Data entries
-- Start --

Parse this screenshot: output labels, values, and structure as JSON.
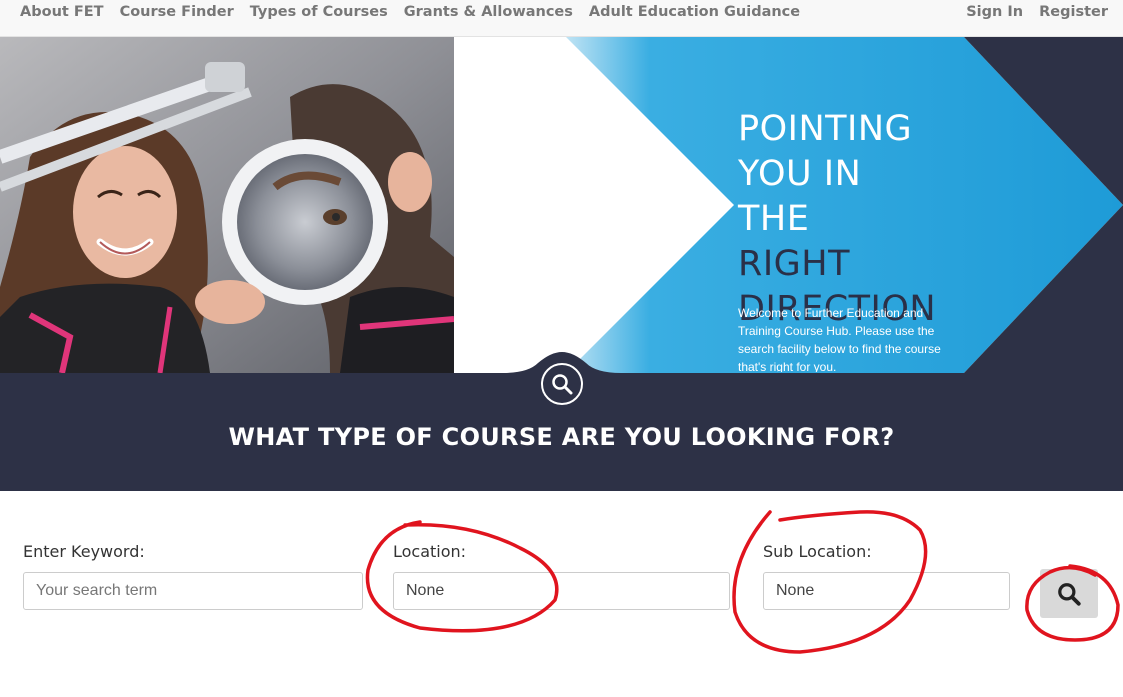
{
  "nav": {
    "left": [
      {
        "label": "About FET"
      },
      {
        "label": "Course Finder"
      },
      {
        "label": "Types of Courses"
      },
      {
        "label": "Grants & Allowances"
      },
      {
        "label": "Adult Education Guidance"
      }
    ],
    "right": [
      {
        "label": "Sign In"
      },
      {
        "label": "Register"
      }
    ]
  },
  "hero": {
    "headline_light": [
      "POINTING",
      "YOU IN",
      "THE"
    ],
    "headline_dark": [
      "RIGHT",
      "DIRECTION"
    ],
    "welcome": "Welcome to Further Education and Training Course Hub. Please use the search facility below to find the course that's right for you."
  },
  "band": {
    "title": "WHAT TYPE OF COURSE ARE YOU LOOKING FOR?"
  },
  "search": {
    "keyword_label": "Enter Keyword:",
    "keyword_placeholder": "Your search term",
    "location_label": "Location:",
    "location_value": "None",
    "sublocation_label": "Sub Location:",
    "sublocation_value": "None"
  },
  "colors": {
    "nav_text": "#777777",
    "accent_blue": "#1e9bd7",
    "dark_navy": "#2d3146",
    "annotation_red": "#e0141e"
  }
}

-- End --

Task objective: Where a line above contains the string "search", copy that line.

Solution for this task:
    "welcome": "Welcome to Further Education and Training Course Hub. Please use the search facility below to find the course that's right for you."
  "search": {
    "keyword_placeholder": "Your search term",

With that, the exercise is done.